┌──

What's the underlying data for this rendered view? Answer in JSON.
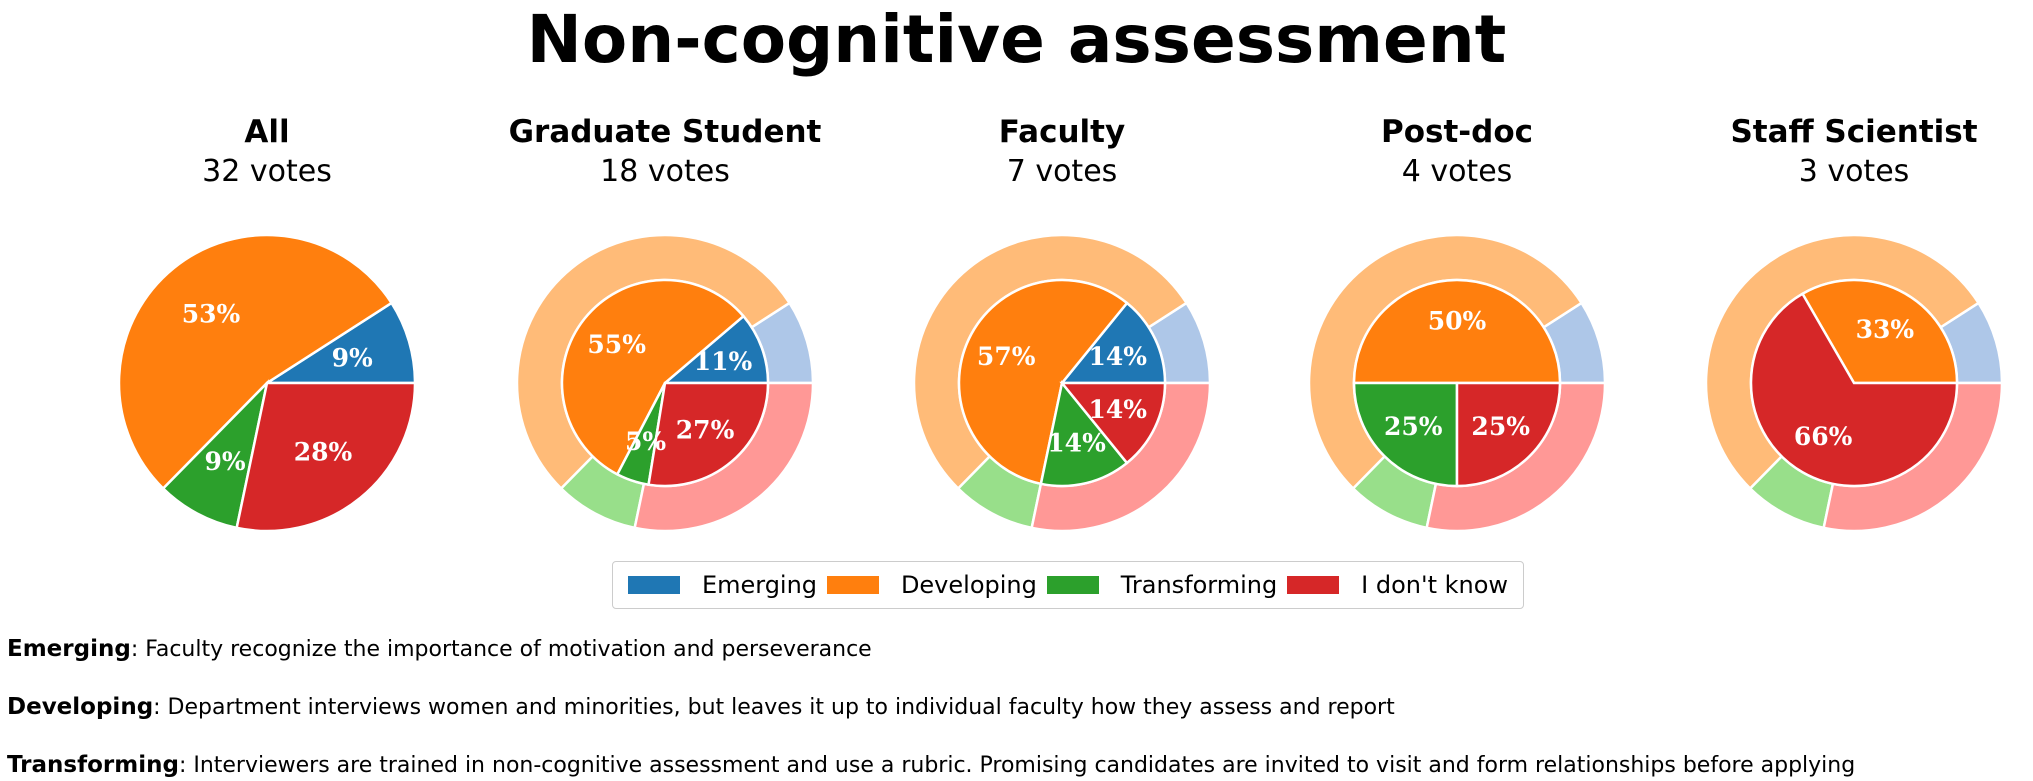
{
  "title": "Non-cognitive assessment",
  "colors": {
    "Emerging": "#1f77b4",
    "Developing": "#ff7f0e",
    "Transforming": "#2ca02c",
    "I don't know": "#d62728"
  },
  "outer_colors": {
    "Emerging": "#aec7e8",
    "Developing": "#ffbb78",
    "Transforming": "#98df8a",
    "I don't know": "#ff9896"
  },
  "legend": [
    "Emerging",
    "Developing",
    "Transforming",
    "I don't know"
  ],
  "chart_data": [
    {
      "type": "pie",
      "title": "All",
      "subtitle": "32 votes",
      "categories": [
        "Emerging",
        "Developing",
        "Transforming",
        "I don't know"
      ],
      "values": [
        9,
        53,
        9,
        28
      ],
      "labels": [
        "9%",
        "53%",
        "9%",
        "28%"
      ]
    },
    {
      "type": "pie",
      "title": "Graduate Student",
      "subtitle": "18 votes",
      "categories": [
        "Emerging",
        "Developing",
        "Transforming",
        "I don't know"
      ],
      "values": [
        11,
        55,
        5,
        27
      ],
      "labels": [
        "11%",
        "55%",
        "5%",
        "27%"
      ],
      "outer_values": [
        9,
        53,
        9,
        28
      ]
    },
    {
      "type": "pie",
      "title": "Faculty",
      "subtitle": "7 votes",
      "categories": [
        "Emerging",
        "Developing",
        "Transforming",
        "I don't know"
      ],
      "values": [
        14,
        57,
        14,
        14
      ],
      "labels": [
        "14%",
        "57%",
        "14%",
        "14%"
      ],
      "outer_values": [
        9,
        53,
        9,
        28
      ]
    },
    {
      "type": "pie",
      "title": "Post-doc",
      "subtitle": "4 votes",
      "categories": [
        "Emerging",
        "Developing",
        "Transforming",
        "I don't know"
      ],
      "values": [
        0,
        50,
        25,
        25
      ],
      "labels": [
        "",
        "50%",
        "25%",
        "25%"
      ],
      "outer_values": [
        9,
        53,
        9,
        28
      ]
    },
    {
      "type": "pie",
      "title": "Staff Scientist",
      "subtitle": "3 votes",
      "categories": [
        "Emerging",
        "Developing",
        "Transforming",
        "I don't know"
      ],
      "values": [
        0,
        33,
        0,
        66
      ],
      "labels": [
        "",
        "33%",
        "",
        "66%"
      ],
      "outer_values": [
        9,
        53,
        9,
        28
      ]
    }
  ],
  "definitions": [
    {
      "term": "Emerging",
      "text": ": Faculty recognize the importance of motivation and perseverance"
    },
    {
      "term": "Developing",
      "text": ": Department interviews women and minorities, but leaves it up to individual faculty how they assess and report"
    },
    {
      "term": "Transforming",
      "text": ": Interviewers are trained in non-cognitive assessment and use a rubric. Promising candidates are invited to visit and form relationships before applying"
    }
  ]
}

└──

> Written instruction: Within the data above, count the lines that contain the string "subtitle"; the reply is the number alone.

> Result for this task: 5